PROBLEM STATEMENT:
Would you restate all the data that follows, word for word?

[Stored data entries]
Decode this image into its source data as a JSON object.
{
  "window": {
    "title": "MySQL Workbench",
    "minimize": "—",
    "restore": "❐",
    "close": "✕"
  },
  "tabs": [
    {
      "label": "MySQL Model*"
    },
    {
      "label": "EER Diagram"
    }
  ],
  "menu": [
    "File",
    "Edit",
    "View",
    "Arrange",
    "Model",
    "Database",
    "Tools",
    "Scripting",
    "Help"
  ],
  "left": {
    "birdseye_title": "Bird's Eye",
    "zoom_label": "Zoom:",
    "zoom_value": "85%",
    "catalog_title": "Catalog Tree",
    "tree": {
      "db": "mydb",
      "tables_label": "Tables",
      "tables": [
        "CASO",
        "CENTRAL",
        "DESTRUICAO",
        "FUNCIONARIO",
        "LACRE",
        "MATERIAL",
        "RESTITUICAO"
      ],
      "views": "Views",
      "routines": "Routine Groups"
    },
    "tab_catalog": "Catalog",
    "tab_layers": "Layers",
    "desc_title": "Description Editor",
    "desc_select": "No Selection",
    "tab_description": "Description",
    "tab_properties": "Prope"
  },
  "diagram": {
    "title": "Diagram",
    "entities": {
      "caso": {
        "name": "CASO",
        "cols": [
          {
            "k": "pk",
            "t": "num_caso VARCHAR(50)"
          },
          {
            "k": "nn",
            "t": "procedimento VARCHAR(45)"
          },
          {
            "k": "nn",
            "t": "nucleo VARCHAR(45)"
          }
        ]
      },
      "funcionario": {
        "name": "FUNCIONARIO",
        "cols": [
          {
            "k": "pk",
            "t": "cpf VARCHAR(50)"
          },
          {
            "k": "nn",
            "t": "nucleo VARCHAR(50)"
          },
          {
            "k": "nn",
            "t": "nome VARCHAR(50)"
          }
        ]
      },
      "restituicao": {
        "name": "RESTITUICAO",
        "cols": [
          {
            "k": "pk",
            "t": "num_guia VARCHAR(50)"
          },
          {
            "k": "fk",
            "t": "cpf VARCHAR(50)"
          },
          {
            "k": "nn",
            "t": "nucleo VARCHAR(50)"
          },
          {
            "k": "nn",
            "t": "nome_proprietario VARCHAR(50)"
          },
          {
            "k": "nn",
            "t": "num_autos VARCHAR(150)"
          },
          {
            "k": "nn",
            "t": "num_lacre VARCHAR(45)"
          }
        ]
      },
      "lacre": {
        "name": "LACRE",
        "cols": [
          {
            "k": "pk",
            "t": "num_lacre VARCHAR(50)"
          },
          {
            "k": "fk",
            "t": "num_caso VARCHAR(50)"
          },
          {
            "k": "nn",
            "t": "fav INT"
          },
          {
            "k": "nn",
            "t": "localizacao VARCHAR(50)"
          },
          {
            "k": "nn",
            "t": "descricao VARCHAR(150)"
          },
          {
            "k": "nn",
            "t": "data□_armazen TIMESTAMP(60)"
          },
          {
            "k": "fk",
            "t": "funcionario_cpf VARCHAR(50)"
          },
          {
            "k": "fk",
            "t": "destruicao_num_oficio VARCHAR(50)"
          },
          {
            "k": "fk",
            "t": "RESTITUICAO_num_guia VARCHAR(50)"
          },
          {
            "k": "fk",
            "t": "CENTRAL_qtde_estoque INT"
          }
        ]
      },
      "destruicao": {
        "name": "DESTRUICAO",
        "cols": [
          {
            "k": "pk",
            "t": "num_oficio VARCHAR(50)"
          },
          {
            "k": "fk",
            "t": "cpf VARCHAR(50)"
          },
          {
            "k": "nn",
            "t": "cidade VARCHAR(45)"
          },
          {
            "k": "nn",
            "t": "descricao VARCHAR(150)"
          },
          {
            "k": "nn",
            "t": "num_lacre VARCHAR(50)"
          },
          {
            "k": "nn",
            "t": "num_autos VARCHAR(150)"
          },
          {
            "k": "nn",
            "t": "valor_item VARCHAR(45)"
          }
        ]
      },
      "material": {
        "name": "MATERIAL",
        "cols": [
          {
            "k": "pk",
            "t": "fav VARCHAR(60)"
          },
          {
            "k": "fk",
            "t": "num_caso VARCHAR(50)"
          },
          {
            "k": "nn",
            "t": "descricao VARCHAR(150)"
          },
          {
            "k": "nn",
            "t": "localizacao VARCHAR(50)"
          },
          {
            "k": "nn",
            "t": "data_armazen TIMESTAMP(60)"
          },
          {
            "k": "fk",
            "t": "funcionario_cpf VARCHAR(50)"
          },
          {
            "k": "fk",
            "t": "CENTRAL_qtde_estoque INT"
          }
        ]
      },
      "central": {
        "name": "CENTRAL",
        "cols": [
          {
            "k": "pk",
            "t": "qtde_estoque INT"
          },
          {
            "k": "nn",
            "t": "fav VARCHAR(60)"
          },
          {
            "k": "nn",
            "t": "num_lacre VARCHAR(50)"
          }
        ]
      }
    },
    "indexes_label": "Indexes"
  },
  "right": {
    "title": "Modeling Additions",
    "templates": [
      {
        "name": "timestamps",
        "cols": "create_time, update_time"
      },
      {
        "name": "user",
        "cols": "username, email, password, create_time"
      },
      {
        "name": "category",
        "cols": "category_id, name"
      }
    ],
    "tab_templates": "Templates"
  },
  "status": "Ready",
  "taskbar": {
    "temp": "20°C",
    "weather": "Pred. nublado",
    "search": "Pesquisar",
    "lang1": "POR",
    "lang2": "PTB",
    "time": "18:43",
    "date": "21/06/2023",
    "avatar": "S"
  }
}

SOLVED EXERCISE:
Decode this image into its source data as a JSON object.
{
  "window": {
    "title": "MySQL Workbench",
    "minimize": "—",
    "restore": "❐",
    "close": "✕"
  },
  "tabs": [
    {
      "label": "MySQL Model*"
    },
    {
      "label": "EER Diagram"
    }
  ],
  "menu": [
    "File",
    "Edit",
    "View",
    "Arrange",
    "Model",
    "Database",
    "Tools",
    "Scripting",
    "Help"
  ],
  "left": {
    "birdseye_title": "Bird's Eye",
    "zoom_label": "Zoom:",
    "zoom_value": "85%",
    "catalog_title": "Catalog Tree",
    "tree": {
      "db": "mydb",
      "tables_label": "Tables",
      "tables": [
        "CASO",
        "CENTRAL",
        "DESTRUICAO",
        "FUNCIONARIO",
        "LACRE",
        "MATERIAL",
        "RESTITUICAO"
      ],
      "views": "Views",
      "routines": "Routine Groups"
    },
    "tab_catalog": "Catalog",
    "tab_layers": "Layers",
    "desc_title": "Description Editor",
    "desc_select": "No Selection",
    "tab_description": "Description",
    "tab_properties": "Prope"
  },
  "diagram": {
    "title": "Diagram",
    "entities": {
      "caso": {
        "name": "CASO",
        "cols": [
          {
            "k": "pk",
            "t": "num_caso VARCHAR(50)"
          },
          {
            "k": "nn",
            "t": "procedimento VARCHAR(45)"
          },
          {
            "k": "nn",
            "t": "nucleo VARCHAR(45)"
          }
        ]
      },
      "funcionario": {
        "name": "FUNCIONARIO",
        "cols": [
          {
            "k": "pk",
            "t": "cpf VARCHAR(50)"
          },
          {
            "k": "nn",
            "t": "nucleo VARCHAR(50)"
          },
          {
            "k": "nn",
            "t": "nome VARCHAR(50)"
          }
        ]
      },
      "restituicao": {
        "name": "RESTITUICAO",
        "cols": [
          {
            "k": "pk",
            "t": "num_guia VARCHAR(50)"
          },
          {
            "k": "fk",
            "t": "cpf VARCHAR(50)"
          },
          {
            "k": "nn",
            "t": "nucleo VARCHAR(50)"
          },
          {
            "k": "nn",
            "t": "nome_proprietario VARCHAR(50)"
          },
          {
            "k": "nn",
            "t": "num_autos VARCHAR(150)"
          },
          {
            "k": "nn",
            "t": "num_lacre VARCHAR(45)"
          }
        ]
      },
      "lacre": {
        "name": "LACRE",
        "cols": [
          {
            "k": "pk",
            "t": "num_lacre VARCHAR(50)"
          },
          {
            "k": "fk",
            "t": "num_caso VARCHAR(50)"
          },
          {
            "k": "nn",
            "t": "fav INT"
          },
          {
            "k": "nn",
            "t": "localizacao VARCHAR(50)"
          },
          {
            "k": "nn",
            "t": "descricao VARCHAR(150)"
          },
          {
            "k": "nn",
            "t": "data□_armazen TIMESTAMP(60)"
          },
          {
            "k": "fk",
            "t": "funcionario_cpf VARCHAR(50)"
          },
          {
            "k": "fk",
            "t": "destruicao_num_oficio VARCHAR(50)"
          },
          {
            "k": "fk",
            "t": "RESTITUICAO_num_guia VARCHAR(50)"
          },
          {
            "k": "fk",
            "t": "CENTRAL_qtde_estoque INT"
          }
        ]
      },
      "destruicao": {
        "name": "DESTRUICAO",
        "cols": [
          {
            "k": "pk",
            "t": "num_oficio VARCHAR(50)"
          },
          {
            "k": "fk",
            "t": "cpf VARCHAR(50)"
          },
          {
            "k": "nn",
            "t": "cidade VARCHAR(45)"
          },
          {
            "k": "nn",
            "t": "descricao VARCHAR(150)"
          },
          {
            "k": "nn",
            "t": "num_lacre VARCHAR(50)"
          },
          {
            "k": "nn",
            "t": "num_autos VARCHAR(150)"
          },
          {
            "k": "nn",
            "t": "valor_item VARCHAR(45)"
          }
        ]
      },
      "material": {
        "name": "MATERIAL",
        "cols": [
          {
            "k": "pk",
            "t": "fav VARCHAR(60)"
          },
          {
            "k": "fk",
            "t": "num_caso VARCHAR(50)"
          },
          {
            "k": "nn",
            "t": "descricao VARCHAR(150)"
          },
          {
            "k": "nn",
            "t": "localizacao VARCHAR(50)"
          },
          {
            "k": "nn",
            "t": "data_armazen TIMESTAMP(60)"
          },
          {
            "k": "fk",
            "t": "funcionario_cpf VARCHAR(50)"
          },
          {
            "k": "fk",
            "t": "CENTRAL_qtde_estoque INT"
          }
        ]
      },
      "central": {
        "name": "CENTRAL",
        "cols": [
          {
            "k": "pk",
            "t": "qtde_estoque INT"
          },
          {
            "k": "nn",
            "t": "fav VARCHAR(60)"
          },
          {
            "k": "nn",
            "t": "num_lacre VARCHAR(50)"
          }
        ]
      }
    },
    "indexes_label": "Indexes"
  },
  "right": {
    "title": "Modeling Additions",
    "templates": [
      {
        "name": "timestamps",
        "cols": "create_time, update_time"
      },
      {
        "name": "user",
        "cols": "username, email, password, create_time"
      },
      {
        "name": "category",
        "cols": "category_id, name"
      }
    ],
    "tab_templates": "Templates"
  },
  "status": "Ready",
  "taskbar": {
    "temp": "20°C",
    "weather": "Pred. nublado",
    "search": "Pesquisar",
    "lang1": "POR",
    "lang2": "PTB",
    "time": "18:43",
    "date": "21/06/2023",
    "avatar": "S"
  }
}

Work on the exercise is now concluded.